>> start Text shown

Four lessons from the National Insurance row

First published in the Telegraph on 8 April 2010

National Insurance turns 100 next year, an anniversary which looks likely to be marked by about as much controversy as its birth. Back in 1911, the fuss surrounded the creation of the early welfare state (which NI was set up to fund). This time around, the row is distinctly less inspiring and decidedly more ridiculous, focusing as it does on a difference over the parties’ plans for the tax.

Well, I say ridiculous. Whether you agree depends on how close you are to Westminster. If you’re looking at the whole thing from afar, what becomes apparent is that the party leaders are quite happy to drone on about National Insurance because it disguises the fact that there is so little to separate them on their detailed, professed economic plans. If you take politics awfully seriously, the imbroglio really matters because it underlines the key differences between the parties – that one is in favour of cutting taxes, the other is in favour of using money not to cut taxes but raise investment spending. My inclination, as is probably clear from my column this morning,is to side with the former.

However, the episode has underlined some important shifts in the election battle. The first is that, strikingly, businesses and chief executives have not been afraid to get involved. Few CEOs would support an increase in NI, so we shouldn’t be surprised that they are in favour of the Tory plan (which actually involves merely raising it less quickly than Labour – except for the lowest paid workers). However, their willingness to stand up and be counted might well be a sign that they are warming to the Tories (or that, more likely, they know the way the wind is blowing).

>> end Text shown

## Exercise
In the article on the National Insurance row, what was National Insurance set up to fund?

>> start Information shown

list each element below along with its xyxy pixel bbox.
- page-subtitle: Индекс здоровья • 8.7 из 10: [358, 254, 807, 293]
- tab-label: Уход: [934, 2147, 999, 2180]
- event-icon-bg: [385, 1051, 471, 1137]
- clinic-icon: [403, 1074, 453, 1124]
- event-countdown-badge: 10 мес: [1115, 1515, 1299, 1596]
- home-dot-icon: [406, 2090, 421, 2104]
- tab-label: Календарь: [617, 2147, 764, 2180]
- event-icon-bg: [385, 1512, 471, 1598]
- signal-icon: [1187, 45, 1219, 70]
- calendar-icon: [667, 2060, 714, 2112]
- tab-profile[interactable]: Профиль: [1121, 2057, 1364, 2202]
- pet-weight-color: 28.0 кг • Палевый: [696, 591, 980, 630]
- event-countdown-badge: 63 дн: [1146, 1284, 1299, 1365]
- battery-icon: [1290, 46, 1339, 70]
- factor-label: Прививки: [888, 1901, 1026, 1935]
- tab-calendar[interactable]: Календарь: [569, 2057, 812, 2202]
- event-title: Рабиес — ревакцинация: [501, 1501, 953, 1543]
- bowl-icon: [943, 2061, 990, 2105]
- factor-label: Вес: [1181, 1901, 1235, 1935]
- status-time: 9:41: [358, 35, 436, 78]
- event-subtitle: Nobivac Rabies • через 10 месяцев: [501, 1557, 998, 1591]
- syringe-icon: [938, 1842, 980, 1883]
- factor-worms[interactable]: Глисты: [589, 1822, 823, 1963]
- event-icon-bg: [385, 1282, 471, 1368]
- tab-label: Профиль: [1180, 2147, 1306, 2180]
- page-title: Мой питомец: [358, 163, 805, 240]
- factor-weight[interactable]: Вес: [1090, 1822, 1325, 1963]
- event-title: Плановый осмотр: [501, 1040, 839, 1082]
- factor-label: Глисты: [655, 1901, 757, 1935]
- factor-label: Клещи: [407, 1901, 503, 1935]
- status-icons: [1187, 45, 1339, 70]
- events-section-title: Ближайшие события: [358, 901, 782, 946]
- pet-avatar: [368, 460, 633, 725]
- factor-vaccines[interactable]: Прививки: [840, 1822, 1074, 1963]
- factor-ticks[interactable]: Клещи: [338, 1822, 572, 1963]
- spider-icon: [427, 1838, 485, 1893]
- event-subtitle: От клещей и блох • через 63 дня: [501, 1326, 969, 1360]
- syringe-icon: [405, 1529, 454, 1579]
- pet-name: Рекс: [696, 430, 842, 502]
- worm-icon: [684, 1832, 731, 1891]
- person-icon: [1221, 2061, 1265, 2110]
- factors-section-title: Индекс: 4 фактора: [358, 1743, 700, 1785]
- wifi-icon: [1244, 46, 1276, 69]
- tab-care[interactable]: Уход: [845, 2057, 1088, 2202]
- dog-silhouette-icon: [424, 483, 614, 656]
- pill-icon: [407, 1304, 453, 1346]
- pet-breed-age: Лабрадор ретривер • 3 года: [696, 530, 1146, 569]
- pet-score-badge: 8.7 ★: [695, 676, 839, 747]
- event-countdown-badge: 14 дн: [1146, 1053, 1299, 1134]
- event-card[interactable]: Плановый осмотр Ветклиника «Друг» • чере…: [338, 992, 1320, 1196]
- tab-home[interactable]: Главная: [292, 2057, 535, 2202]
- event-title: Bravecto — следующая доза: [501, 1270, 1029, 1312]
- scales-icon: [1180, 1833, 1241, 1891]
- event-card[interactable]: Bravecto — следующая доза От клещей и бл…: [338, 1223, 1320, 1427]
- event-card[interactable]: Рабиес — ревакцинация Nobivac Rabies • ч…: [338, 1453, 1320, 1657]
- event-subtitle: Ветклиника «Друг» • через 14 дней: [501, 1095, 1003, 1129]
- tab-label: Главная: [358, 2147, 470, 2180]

>> end Information shown

## Solution
The early welfare state.